Goal: Below are the records. Gather each line that holds "strategies".

Records from a dataset:
= = = = = = =
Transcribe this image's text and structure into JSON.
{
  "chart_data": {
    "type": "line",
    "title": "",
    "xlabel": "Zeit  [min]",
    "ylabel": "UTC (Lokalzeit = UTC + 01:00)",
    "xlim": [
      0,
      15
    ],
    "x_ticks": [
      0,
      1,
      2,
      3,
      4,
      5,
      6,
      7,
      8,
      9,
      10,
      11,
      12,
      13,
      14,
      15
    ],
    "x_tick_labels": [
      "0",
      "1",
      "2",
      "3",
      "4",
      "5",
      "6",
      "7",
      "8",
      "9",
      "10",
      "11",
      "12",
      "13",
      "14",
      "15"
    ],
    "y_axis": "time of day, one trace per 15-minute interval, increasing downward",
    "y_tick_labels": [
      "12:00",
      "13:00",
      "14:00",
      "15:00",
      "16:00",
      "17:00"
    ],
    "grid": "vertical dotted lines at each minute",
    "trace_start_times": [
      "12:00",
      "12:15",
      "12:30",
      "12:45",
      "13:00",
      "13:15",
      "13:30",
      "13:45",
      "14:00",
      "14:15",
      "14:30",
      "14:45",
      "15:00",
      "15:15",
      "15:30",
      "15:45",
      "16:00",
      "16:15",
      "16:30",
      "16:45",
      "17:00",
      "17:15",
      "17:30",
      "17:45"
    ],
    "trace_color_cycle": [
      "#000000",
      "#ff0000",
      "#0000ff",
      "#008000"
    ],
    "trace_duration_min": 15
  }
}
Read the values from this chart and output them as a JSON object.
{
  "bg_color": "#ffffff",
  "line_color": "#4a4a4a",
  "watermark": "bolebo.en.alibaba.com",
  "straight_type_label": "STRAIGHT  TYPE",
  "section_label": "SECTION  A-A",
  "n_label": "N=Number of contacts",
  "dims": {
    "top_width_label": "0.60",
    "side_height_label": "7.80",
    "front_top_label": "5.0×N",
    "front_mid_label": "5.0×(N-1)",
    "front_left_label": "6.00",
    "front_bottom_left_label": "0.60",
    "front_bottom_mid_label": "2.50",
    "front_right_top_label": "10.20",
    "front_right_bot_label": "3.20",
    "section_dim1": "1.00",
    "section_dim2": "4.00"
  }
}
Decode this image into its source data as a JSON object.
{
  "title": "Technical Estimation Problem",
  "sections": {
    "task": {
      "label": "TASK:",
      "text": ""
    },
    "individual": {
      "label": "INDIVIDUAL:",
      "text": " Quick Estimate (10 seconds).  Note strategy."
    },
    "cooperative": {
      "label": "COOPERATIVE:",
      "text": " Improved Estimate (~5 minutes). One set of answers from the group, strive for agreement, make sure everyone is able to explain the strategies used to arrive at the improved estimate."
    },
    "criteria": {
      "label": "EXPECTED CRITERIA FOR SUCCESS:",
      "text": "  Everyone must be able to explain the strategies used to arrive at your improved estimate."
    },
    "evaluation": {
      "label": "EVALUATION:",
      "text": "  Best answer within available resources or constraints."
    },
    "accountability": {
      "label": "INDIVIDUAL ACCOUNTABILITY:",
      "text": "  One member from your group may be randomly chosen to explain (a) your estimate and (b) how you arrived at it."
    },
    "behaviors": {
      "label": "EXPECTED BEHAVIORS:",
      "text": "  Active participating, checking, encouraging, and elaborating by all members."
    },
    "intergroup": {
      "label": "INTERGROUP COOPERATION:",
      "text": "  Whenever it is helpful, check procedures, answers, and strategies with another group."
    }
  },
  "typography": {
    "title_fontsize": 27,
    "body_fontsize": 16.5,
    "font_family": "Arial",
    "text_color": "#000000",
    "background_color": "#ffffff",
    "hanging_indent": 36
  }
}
= = = = = = =
Task solution:
      "text": " Improved Estimate (~5 minutes). One set of answers from the group, strive for agreement, make sure everyone is able to explain the strategies used to arrive at the improved estimate."
      "text": "  Everyone must be able to explain the strategies used to arrive at your improved estimate."
      "text": "  Whenever it is helpful, check procedures, answers, and strategies with another group."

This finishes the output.